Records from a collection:
----

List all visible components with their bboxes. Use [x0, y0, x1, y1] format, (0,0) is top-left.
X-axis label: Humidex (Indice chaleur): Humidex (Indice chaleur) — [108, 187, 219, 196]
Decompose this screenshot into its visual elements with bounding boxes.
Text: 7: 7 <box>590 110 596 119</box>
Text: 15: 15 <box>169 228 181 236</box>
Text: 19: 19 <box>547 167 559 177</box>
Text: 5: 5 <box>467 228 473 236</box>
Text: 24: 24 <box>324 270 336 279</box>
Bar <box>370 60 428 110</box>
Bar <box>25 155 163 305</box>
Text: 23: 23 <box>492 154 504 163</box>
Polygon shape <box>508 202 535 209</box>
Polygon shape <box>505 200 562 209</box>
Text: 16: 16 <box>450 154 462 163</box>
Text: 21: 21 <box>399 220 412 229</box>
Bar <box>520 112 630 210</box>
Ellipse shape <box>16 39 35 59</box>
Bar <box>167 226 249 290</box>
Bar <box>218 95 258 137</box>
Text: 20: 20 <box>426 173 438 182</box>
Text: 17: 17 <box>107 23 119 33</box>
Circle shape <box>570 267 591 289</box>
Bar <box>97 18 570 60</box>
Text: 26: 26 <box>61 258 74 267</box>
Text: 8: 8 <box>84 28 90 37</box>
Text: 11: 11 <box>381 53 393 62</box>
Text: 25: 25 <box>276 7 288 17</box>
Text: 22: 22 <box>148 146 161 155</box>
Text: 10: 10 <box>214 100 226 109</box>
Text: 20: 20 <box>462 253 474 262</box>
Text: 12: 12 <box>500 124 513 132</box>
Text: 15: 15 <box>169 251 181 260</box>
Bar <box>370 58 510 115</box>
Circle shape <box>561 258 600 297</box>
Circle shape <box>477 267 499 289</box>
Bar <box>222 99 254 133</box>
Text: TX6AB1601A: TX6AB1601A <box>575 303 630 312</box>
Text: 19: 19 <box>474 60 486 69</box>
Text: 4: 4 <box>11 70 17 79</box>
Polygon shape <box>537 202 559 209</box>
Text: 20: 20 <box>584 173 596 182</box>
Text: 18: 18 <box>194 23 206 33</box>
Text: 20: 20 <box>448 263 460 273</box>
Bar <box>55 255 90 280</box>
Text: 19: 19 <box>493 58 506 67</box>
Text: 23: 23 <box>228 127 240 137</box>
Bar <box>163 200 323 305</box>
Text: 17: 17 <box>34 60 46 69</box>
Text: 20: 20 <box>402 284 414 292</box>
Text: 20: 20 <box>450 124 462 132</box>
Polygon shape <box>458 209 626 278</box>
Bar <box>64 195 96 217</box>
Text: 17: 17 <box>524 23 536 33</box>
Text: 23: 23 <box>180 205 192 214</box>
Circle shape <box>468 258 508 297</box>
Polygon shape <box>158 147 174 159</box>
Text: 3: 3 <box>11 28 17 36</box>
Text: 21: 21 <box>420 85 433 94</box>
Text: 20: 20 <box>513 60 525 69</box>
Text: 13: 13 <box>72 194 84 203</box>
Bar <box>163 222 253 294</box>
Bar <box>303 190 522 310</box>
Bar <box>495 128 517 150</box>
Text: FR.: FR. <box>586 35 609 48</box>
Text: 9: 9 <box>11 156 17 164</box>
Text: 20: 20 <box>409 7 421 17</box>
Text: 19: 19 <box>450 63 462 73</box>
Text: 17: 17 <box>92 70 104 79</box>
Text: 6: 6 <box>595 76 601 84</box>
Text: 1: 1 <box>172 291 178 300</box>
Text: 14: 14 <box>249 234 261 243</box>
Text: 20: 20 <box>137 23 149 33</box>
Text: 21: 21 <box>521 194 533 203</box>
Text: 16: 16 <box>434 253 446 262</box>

----

Reproduce the listing above line for line, without changing a single character.

List all visible components with their bboxes. Use [x0, y0, x1, y1] format, (0,0) is top-left.
X-axis label: Humidex (Indice chaleur): Humidex (Indice chaleur) — [108, 187, 219, 196]
Decompose this screenshot into its visual elements with bounding boxes.
Text: 7: 7 <box>590 110 596 119</box>
Text: 15: 15 <box>169 228 181 236</box>
Text: 19: 19 <box>547 167 559 177</box>
Text: 5: 5 <box>467 228 473 236</box>
Text: 24: 24 <box>324 270 336 279</box>
Bar <box>370 60 428 110</box>
Bar <box>25 155 163 305</box>
Text: 23: 23 <box>492 154 504 163</box>
Polygon shape <box>508 202 535 209</box>
Polygon shape <box>505 200 562 209</box>
Text: 16: 16 <box>450 154 462 163</box>
Text: 21: 21 <box>399 220 412 229</box>
Bar <box>520 112 630 210</box>
Ellipse shape <box>16 39 35 59</box>
Bar <box>167 226 249 290</box>
Bar <box>218 95 258 137</box>
Text: 20: 20 <box>426 173 438 182</box>
Text: 17: 17 <box>107 23 119 33</box>
Circle shape <box>570 267 591 289</box>
Bar <box>97 18 570 60</box>
Text: 26: 26 <box>61 258 74 267</box>
Text: 8: 8 <box>84 28 90 37</box>
Text: 11: 11 <box>381 53 393 62</box>
Text: 25: 25 <box>276 7 288 17</box>
Text: 22: 22 <box>148 146 161 155</box>
Text: 10: 10 <box>214 100 226 109</box>
Text: 20: 20 <box>462 253 474 262</box>
Text: 12: 12 <box>500 124 513 132</box>
Text: 15: 15 <box>169 251 181 260</box>
Bar <box>370 58 510 115</box>
Circle shape <box>561 258 600 297</box>
Circle shape <box>477 267 499 289</box>
Bar <box>222 99 254 133</box>
Text: TX6AB1601A: TX6AB1601A <box>575 303 630 312</box>
Text: 19: 19 <box>474 60 486 69</box>
Text: 4: 4 <box>11 70 17 79</box>
Polygon shape <box>537 202 559 209</box>
Text: 20: 20 <box>584 173 596 182</box>
Text: 18: 18 <box>194 23 206 33</box>
Text: 20: 20 <box>448 263 460 273</box>
Bar <box>55 255 90 280</box>
Text: 19: 19 <box>493 58 506 67</box>
Text: 23: 23 <box>228 127 240 137</box>
Bar <box>163 200 323 305</box>
Text: 17: 17 <box>34 60 46 69</box>
Text: 20: 20 <box>402 284 414 292</box>
Text: 20: 20 <box>450 124 462 132</box>
Polygon shape <box>458 209 626 278</box>
Bar <box>64 195 96 217</box>
Text: 17: 17 <box>524 23 536 33</box>
Text: 23: 23 <box>180 205 192 214</box>
Circle shape <box>468 258 508 297</box>
Polygon shape <box>158 147 174 159</box>
Text: 3: 3 <box>11 28 17 36</box>
Text: 21: 21 <box>420 85 433 94</box>
Text: 20: 20 <box>513 60 525 69</box>
Text: 13: 13 <box>72 194 84 203</box>
Bar <box>163 222 253 294</box>
Bar <box>303 190 522 310</box>
Bar <box>495 128 517 150</box>
Text: FR.: FR. <box>586 35 609 48</box>
Text: 9: 9 <box>11 156 17 164</box>
Text: 20: 20 <box>409 7 421 17</box>
Text: 19: 19 <box>450 63 462 73</box>
Text: 17: 17 <box>92 70 104 79</box>
Text: 6: 6 <box>595 76 601 84</box>
Text: 1: 1 <box>172 291 178 300</box>
Text: 14: 14 <box>249 234 261 243</box>
Text: 20: 20 <box>137 23 149 33</box>
Text: 21: 21 <box>521 194 533 203</box>
Text: 16: 16 <box>434 253 446 262</box>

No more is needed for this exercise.